Task goal -
Restate the entries below word for word, omitting nothing.

Data supplied -

-*-*-

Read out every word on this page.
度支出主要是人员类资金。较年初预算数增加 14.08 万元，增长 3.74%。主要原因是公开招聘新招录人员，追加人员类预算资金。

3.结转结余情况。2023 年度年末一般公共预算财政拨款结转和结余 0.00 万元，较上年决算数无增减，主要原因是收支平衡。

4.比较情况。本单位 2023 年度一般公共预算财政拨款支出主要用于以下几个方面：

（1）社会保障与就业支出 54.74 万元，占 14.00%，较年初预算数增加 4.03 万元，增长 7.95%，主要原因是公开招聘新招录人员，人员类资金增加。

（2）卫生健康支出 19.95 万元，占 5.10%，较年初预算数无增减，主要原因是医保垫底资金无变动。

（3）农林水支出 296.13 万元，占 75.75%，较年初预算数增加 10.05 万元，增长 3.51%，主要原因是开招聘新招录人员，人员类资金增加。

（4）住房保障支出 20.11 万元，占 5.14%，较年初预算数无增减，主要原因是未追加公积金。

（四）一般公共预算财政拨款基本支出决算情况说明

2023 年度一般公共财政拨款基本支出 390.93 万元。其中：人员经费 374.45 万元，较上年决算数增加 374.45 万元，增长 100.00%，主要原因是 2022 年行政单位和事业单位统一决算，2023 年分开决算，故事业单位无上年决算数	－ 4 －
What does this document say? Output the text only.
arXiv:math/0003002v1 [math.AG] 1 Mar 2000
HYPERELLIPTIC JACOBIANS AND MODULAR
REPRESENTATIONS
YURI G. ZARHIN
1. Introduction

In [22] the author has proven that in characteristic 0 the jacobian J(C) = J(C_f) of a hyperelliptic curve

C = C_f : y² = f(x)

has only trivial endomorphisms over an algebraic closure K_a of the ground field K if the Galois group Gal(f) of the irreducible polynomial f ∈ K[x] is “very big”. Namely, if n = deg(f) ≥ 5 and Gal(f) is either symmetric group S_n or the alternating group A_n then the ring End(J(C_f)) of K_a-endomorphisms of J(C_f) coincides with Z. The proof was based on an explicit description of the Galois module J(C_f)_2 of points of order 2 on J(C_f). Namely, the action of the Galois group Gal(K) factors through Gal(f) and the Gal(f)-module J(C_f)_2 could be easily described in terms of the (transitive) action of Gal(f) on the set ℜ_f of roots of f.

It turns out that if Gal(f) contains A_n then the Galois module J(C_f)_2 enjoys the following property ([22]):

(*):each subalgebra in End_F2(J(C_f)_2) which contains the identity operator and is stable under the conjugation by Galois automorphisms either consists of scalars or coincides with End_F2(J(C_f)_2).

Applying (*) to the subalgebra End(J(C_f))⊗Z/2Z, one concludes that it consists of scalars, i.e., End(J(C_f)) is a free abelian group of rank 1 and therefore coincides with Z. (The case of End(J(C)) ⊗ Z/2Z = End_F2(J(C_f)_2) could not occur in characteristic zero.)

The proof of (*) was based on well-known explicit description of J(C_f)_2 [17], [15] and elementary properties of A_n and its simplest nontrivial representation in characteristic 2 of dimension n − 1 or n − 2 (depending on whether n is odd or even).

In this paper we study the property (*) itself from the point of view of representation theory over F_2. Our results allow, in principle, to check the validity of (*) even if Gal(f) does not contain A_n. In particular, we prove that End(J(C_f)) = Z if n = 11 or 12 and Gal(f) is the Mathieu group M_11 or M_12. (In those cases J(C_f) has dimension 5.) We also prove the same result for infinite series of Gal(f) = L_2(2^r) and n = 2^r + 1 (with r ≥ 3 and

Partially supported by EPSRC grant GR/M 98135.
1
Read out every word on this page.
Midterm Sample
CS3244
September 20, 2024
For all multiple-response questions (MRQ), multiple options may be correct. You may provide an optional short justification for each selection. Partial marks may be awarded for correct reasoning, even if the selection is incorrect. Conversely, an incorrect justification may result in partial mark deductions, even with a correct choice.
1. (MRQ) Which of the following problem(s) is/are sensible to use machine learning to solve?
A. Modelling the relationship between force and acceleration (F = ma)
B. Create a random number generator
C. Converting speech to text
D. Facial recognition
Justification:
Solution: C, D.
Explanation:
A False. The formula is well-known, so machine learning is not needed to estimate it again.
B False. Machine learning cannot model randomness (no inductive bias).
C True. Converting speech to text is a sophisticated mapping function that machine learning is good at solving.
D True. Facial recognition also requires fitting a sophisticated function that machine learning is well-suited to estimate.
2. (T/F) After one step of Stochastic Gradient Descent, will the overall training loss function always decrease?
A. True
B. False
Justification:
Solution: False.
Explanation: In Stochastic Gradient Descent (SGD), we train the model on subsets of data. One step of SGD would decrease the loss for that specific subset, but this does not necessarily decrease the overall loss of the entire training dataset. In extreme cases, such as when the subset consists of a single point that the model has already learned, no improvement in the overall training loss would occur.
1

-*-*-

Complete response -
Read out every word on this page.
度支出主要是人员类资金。较年初预算数增加 14.08 万元，增长 3.74%。主要原因是公开招聘新招录人员，追加人员类预算资金。

3.结转结余情况。2023 年度年末一般公共预算财政拨款结转和结余 0.00 万元，较上年决算数无增减，主要原因是收支平衡。

4.比较情况。本单位 2023 年度一般公共预算财政拨款支出主要用于以下几个方面：

（1）社会保障与就业支出 54.74 万元，占 14.00%，较年初预算数增加 4.03 万元，增长 7.95%，主要原因是公开招聘新招录人员，人员类资金增加。

（2）卫生健康支出 19.95 万元，占 5.10%，较年初预算数无增减，主要原因是医保垫底资金无变动。

（3）农林水支出 296.13 万元，占 75.75%，较年初预算数增加 10.05 万元，增长 3.51%，主要原因是开招聘新招录人员，人员类资金增加。

（4）住房保障支出 20.11 万元，占 5.14%，较年初预算数无增减，主要原因是未追加公积金。

（四）一般公共预算财政拨款基本支出决算情况说明

2023 年度一般公共财政拨款基本支出 390.93 万元。其中：人员经费 374.45 万元，较上年决算数增加 374.45 万元，增长 100.00%，主要原因是 2022 年行政单位和事业单位统一决算，2023 年分开决算，故事业单位无上年决算数	－ 4 －
What does this document say? Output the text only.
arXiv:math/0003002v1 [math.AG] 1 Mar 2000
HYPERELLIPTIC JACOBIANS AND MODULAR
REPRESENTATIONS
YURI G. ZARHIN
1. Introduction

In [22] the author has proven that in characteristic 0 the jacobian J(C) = J(C_f) of a hyperelliptic curve

C = C_f : y² = f(x)

has only trivial endomorphisms over an algebraic closure K_a of the ground field K if the Galois group Gal(f) of the irreducible polynomial f ∈ K[x] is “very big”. Namely, if n = deg(f) ≥ 5 and Gal(f) is either symmetric group S_n or the alternating group A_n then the ring End(J(C_f)) of K_a-endomorphisms of J(C_f) coincides with Z. The proof was based on an explicit description of the Galois module J(C_f)_2 of points of order 2 on J(C_f). Namely, the action of the Galois group Gal(K) factors through Gal(f) and the Gal(f)-module J(C_f)_2 could be easily described in terms of the (transitive) action of Gal(f) on the set ℜ_f of roots of f.

It turns out that if Gal(f) contains A_n then the Galois module J(C_f)_2 enjoys the following property ([22]):

(*):each subalgebra in End_F2(J(C_f)_2) which contains the identity operator and is stable under the conjugation by Galois automorphisms either consists of scalars or coincides with End_F2(J(C_f)_2).

Applying (*) to the subalgebra End(J(C_f))⊗Z/2Z, one concludes that it consists of scalars, i.e., End(J(C_f)) is a free abelian group of rank 1 and therefore coincides with Z. (The case of End(J(C)) ⊗ Z/2Z = End_F2(J(C_f)_2) could not occur in characteristic zero.)

The proof of (*) was based on well-known explicit description of J(C_f)_2 [17], [15] and elementary properties of A_n and its simplest nontrivial representation in characteristic 2 of dimension n − 1 or n − 2 (depending on whether n is odd or even).

In this paper we study the property (*) itself from the point of view of representation theory over F_2. Our results allow, in principle, to check the validity of (*) even if Gal(f) does not contain A_n. In particular, we prove that End(J(C_f)) = Z if n = 11 or 12 and Gal(f) is the Mathieu group M_11 or M_12. (In those cases J(C_f) has dimension 5.) We also prove the same result for infinite series of Gal(f) = L_2(2^r) and n = 2^r + 1 (with r ≥ 3 and

Partially supported by EPSRC grant GR/M 98135.
1
Read out every word on this page.
Midterm Sample
CS3244
September 20, 2024
For all multiple-response questions (MRQ), multiple options may be correct. You may provide an optional short justification for each selection. Partial marks may be awarded for correct reasoning, even if the selection is incorrect. Conversely, an incorrect justification may result in partial mark deductions, even with a correct choice.
1. (MRQ) Which of the following problem(s) is/are sensible to use machine learning to solve?
A. Modelling the relationship between force and acceleration (F = ma)
B. Create a random number generator
C. Converting speech to text
D. Facial recognition
Justification:
Solution: C, D.
Explanation:
A False. The formula is well-known, so machine learning is not needed to estimate it again.
B False. Machine learning cannot model randomness (no inductive bias).
C True. Converting speech to text is a sophisticated mapping function that machine learning is good at solving.
D True. Facial recognition also requires fitting a sophisticated function that machine learning is well-suited to estimate.
2. (T/F) After one step of Stochastic Gradient Descent, will the overall training loss function always decrease?
A. True
B. False
Justification:
Solution: False.
Explanation: In Stochastic Gradient Descent (SGD), we train the model on subsets of data. One step of SGD would decrease the loss for that specific subset, but this does not necessarily decrease the overall loss of the entire training dataset. In extreme cases, such as when the subset consists of a single point that the model has already learned, no improvement in the overall training loss would occur.
1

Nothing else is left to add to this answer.